# STORED ROWS
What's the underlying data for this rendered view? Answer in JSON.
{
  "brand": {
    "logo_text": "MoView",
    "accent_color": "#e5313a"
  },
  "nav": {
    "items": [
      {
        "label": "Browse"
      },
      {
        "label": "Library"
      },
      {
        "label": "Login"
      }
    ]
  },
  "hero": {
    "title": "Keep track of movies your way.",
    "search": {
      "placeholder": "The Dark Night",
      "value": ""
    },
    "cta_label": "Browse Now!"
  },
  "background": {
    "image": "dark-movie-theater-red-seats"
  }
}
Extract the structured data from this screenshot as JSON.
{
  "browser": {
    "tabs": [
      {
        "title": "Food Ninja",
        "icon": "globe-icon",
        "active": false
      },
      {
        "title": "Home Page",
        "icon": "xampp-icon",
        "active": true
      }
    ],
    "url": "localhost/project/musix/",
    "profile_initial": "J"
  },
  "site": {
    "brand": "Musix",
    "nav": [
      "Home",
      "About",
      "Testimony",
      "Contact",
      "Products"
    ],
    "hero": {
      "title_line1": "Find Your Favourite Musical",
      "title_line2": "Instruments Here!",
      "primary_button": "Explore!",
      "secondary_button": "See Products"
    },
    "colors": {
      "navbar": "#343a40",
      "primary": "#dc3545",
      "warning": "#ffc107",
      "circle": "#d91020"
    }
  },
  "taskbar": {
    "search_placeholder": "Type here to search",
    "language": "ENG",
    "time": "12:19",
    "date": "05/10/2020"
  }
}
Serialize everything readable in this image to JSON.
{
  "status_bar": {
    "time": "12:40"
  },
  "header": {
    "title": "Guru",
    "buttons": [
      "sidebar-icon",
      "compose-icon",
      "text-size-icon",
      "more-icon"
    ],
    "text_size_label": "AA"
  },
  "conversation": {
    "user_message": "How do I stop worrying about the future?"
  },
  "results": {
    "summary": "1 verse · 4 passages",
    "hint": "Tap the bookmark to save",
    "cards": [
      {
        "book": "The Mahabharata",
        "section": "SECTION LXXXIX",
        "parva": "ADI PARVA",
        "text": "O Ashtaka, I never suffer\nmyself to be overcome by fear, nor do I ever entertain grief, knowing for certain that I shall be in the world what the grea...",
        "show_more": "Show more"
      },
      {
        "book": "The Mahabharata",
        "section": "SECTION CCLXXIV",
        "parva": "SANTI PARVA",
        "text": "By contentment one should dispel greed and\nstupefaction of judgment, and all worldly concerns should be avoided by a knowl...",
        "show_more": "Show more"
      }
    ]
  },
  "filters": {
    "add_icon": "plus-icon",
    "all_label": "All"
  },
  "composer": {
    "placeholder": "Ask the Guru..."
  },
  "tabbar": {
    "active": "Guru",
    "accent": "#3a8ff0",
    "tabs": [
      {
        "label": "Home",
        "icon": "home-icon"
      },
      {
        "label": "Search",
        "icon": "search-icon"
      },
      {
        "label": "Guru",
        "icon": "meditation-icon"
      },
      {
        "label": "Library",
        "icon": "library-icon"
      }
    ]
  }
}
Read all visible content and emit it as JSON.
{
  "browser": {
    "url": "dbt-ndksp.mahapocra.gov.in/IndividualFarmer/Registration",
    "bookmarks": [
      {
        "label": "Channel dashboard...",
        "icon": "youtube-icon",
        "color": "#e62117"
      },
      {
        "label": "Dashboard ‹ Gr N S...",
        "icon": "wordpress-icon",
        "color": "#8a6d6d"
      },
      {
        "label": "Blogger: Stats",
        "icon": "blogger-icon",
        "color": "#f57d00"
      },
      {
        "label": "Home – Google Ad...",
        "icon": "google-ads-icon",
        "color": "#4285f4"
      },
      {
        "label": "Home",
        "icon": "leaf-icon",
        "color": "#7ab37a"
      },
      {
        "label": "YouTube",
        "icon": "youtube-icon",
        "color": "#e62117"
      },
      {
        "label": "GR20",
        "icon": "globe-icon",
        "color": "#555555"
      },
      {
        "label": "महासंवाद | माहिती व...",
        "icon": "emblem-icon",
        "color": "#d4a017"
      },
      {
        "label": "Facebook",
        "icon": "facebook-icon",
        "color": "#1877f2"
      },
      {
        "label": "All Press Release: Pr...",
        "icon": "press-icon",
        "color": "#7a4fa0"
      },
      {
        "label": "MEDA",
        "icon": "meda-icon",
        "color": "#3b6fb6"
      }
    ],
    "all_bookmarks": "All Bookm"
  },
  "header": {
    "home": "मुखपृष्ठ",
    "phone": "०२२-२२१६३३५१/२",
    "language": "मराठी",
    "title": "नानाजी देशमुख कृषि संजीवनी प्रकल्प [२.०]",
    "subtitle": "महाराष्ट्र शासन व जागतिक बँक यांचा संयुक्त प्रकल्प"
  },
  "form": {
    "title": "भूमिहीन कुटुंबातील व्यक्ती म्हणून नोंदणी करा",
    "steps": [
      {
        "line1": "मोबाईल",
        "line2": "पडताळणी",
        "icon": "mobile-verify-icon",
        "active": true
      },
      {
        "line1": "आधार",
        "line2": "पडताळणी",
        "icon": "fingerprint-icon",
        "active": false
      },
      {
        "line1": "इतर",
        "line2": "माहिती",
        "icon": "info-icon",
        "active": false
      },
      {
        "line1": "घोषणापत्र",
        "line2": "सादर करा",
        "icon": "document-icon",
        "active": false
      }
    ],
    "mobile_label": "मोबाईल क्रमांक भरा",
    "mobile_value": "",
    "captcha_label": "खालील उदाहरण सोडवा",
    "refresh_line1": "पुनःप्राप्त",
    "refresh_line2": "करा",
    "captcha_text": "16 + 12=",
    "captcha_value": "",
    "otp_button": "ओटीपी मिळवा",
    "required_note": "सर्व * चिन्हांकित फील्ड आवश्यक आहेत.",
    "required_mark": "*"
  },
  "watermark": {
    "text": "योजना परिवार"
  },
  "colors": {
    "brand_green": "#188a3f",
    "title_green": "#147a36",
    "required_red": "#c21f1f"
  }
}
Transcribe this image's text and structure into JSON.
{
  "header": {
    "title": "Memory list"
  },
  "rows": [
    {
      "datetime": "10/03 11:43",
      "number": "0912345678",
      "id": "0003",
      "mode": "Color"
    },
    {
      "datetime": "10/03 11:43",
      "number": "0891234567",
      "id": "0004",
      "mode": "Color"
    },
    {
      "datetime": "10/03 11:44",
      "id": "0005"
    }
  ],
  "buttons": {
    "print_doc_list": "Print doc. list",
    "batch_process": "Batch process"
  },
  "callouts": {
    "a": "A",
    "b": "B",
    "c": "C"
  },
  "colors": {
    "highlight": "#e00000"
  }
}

# EXERCISE TASK
Retype the entries exactly, including every line.

# EXERCISE SOLUTION
What's the underlying data for this rendered view? Answer in JSON.
{
  "brand": {
    "logo_text": "MoView",
    "accent_color": "#e5313a"
  },
  "nav": {
    "items": [
      {
        "label": "Browse"
      },
      {
        "label": "Library"
      },
      {
        "label": "Login"
      }
    ]
  },
  "hero": {
    "title": "Keep track of movies your way.",
    "search": {
      "placeholder": "The Dark Night",
      "value": ""
    },
    "cta_label": "Browse Now!"
  },
  "background": {
    "image": "dark-movie-theater-red-seats"
  }
}
Extract the structured data from this screenshot as JSON.
{
  "browser": {
    "tabs": [
      {
        "title": "Food Ninja",
        "icon": "globe-icon",
        "active": false
      },
      {
        "title": "Home Page",
        "icon": "xampp-icon",
        "active": true
      }
    ],
    "url": "localhost/project/musix/",
    "profile_initial": "J"
  },
  "site": {
    "brand": "Musix",
    "nav": [
      "Home",
      "About",
      "Testimony",
      "Contact",
      "Products"
    ],
    "hero": {
      "title_line1": "Find Your Favourite Musical",
      "title_line2": "Instruments Here!",
      "primary_button": "Explore!",
      "secondary_button": "See Products"
    },
    "colors": {
      "navbar": "#343a40",
      "primary": "#dc3545",
      "warning": "#ffc107",
      "circle": "#d91020"
    }
  },
  "taskbar": {
    "search_placeholder": "Type here to search",
    "language": "ENG",
    "time": "12:19",
    "date": "05/10/2020"
  }
}
Serialize everything readable in this image to JSON.
{
  "status_bar": {
    "time": "12:40"
  },
  "header": {
    "title": "Guru",
    "buttons": [
      "sidebar-icon",
      "compose-icon",
      "text-size-icon",
      "more-icon"
    ],
    "text_size_label": "AA"
  },
  "conversation": {
    "user_message": "How do I stop worrying about the future?"
  },
  "results": {
    "summary": "1 verse · 4 passages",
    "hint": "Tap the bookmark to save",
    "cards": [
      {
        "book": "The Mahabharata",
        "section": "SECTION LXXXIX",
        "parva": "ADI PARVA",
        "text": "O Ashtaka, I never suffer\nmyself to be overcome by fear, nor do I ever entertain grief, knowing for certain that I shall be in the world what the grea...",
        "show_more": "Show more"
      },
      {
        "book": "The Mahabharata",
        "section": "SECTION CCLXXIV",
        "parva": "SANTI PARVA",
        "text": "By contentment one should dispel greed and\nstupefaction of judgment, and all worldly concerns should be avoided by a knowl...",
        "show_more": "Show more"
      }
    ]
  },
  "filters": {
    "add_icon": "plus-icon",
    "all_label": "All"
  },
  "composer": {
    "placeholder": "Ask the Guru..."
  },
  "tabbar": {
    "active": "Guru",
    "accent": "#3a8ff0",
    "tabs": [
      {
        "label": "Home",
        "icon": "home-icon"
      },
      {
        "label": "Search",
        "icon": "search-icon"
      },
      {
        "label": "Guru",
        "icon": "meditation-icon"
      },
      {
        "label": "Library",
        "icon": "library-icon"
      }
    ]
  }
}
Read all visible content and emit it as JSON.
{
  "browser": {
    "url": "dbt-ndksp.mahapocra.gov.in/IndividualFarmer/Registration",
    "bookmarks": [
      {
        "label": "Channel dashboard...",
        "icon": "youtube-icon",
        "color": "#e62117"
      },
      {
        "label": "Dashboard ‹ Gr N S...",
        "icon": "wordpress-icon",
        "color": "#8a6d6d"
      },
      {
        "label": "Blogger: Stats",
        "icon": "blogger-icon",
        "color": "#f57d00"
      },
      {
        "label": "Home – Google Ad...",
        "icon": "google-ads-icon",
        "color": "#4285f4"
      },
      {
        "label": "Home",
        "icon": "leaf-icon",
        "color": "#7ab37a"
      },
      {
        "label": "YouTube",
        "icon": "youtube-icon",
        "color": "#e62117"
      },
      {
        "label": "GR20",
        "icon": "globe-icon",
        "color": "#555555"
      },
      {
        "label": "महासंवाद | माहिती व...",
        "icon": "emblem-icon",
        "color": "#d4a017"
      },
      {
        "label": "Facebook",
        "icon": "facebook-icon",
        "color": "#1877f2"
      },
      {
        "label": "All Press Release: Pr...",
        "icon": "press-icon",
        "color": "#7a4fa0"
      },
      {
        "label": "MEDA",
        "icon": "meda-icon",
        "color": "#3b6fb6"
      }
    ],
    "all_bookmarks": "All Bookm"
  },
  "header": {
    "home": "मुखपृष्ठ",
    "phone": "०२२-२२१६३३५१/२",
    "language": "मराठी",
    "title": "नानाजी देशमुख कृषि संजीवनी प्रकल्प [२.०]",
    "subtitle": "महाराष्ट्र शासन व जागतिक बँक यांचा संयुक्त प्रकल्प"
  },
  "form": {
    "title": "भूमिहीन कुटुंबातील व्यक्ती म्हणून नोंदणी करा",
    "steps": [
      {
        "line1": "मोबाईल",
        "line2": "पडताळणी",
        "icon": "mobile-verify-icon",
        "active": true
      },
      {
        "line1": "आधार",
        "line2": "पडताळणी",
        "icon": "fingerprint-icon",
        "active": false
      },
      {
        "line1": "इतर",
        "line2": "माहिती",
        "icon": "info-icon",
        "active": false
      },
      {
        "line1": "घोषणापत्र",
        "line2": "सादर करा",
        "icon": "document-icon",
        "active": false
      }
    ],
    "mobile_label": "मोबाईल क्रमांक भरा",
    "mobile_value": "",
    "captcha_label": "खालील उदाहरण सोडवा",
    "refresh_line1": "पुनःप्राप्त",
    "refresh_line2": "करा",
    "captcha_text": "16 + 12=",
    "captcha_value": "",
    "otp_button": "ओटीपी मिळवा",
    "required_note": "सर्व * चिन्हांकित फील्ड आवश्यक आहेत.",
    "required_mark": "*"
  },
  "watermark": {
    "text": "योजना परिवार"
  },
  "colors": {
    "brand_green": "#188a3f",
    "title_green": "#147a36",
    "required_red": "#c21f1f"
  }
}
Transcribe this image's text and structure into JSON.
{
  "header": {
    "title": "Memory list"
  },
  "rows": [
    {
      "datetime": "10/03 11:43",
      "number": "0912345678",
      "id": "0003",
      "mode": "Color"
    },
    {
      "datetime": "10/03 11:43",
      "number": "0891234567",
      "id": "0004",
      "mode": "Color"
    },
    {
      "datetime": "10/03 11:44",
      "id": "0005"
    }
  ],
  "buttons": {
    "print_doc_list": "Print doc. list",
    "batch_process": "Batch process"
  },
  "callouts": {
    "a": "A",
    "b": "B",
    "c": "C"
  },
  "colors": {
    "highlight": "#e00000"
  }
}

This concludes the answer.